### STATED EXERCISE
Gather every line holding the string "unrounded".

### ROWS
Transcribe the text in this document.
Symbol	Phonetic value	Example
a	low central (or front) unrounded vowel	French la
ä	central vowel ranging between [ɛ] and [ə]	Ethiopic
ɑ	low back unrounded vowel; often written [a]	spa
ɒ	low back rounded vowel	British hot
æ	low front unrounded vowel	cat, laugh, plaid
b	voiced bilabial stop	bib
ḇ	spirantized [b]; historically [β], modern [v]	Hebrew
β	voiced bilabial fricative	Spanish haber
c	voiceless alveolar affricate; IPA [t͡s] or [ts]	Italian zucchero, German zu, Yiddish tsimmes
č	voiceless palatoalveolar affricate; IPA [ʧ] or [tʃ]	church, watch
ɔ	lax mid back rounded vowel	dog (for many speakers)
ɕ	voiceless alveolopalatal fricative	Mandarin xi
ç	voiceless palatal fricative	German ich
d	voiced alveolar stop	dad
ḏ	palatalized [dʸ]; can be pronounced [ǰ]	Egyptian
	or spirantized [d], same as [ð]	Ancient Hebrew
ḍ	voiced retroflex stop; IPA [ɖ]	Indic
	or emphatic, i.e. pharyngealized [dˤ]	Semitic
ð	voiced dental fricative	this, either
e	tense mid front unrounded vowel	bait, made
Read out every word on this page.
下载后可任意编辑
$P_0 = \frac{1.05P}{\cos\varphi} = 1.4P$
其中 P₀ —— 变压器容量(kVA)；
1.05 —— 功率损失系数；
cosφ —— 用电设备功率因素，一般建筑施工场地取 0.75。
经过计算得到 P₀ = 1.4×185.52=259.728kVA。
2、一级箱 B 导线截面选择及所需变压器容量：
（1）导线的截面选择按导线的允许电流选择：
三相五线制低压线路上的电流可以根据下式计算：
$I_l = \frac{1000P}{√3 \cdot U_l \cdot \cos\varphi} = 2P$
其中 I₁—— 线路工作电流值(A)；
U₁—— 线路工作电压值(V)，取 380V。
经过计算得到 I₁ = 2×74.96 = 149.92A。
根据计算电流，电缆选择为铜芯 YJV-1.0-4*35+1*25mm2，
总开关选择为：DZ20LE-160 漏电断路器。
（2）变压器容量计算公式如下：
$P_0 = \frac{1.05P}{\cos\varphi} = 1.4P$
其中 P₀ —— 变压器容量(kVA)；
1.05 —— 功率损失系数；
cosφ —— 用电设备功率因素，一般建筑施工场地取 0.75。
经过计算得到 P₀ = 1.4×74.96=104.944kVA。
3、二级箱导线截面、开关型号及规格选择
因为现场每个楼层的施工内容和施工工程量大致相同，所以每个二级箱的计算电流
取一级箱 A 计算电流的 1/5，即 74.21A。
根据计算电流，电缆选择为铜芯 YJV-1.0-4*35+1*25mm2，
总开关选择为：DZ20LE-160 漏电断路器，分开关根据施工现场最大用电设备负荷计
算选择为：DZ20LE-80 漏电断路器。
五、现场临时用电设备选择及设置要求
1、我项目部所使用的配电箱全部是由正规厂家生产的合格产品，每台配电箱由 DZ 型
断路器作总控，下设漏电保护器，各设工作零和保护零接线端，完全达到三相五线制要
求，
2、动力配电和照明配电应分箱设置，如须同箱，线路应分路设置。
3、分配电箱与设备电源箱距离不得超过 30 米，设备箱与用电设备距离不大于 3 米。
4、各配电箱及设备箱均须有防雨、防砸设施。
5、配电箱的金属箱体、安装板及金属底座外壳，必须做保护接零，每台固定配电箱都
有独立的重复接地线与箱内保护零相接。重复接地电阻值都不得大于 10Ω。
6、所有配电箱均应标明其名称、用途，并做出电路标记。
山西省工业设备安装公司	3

### OUTPUT BELOW
a	low central (or front) unrounded vowel	French la
ɑ	low back unrounded vowel; often written [a]	spa
æ	low front unrounded vowel	cat, laugh, plaid
e	tense mid front unrounded vowel	bait, made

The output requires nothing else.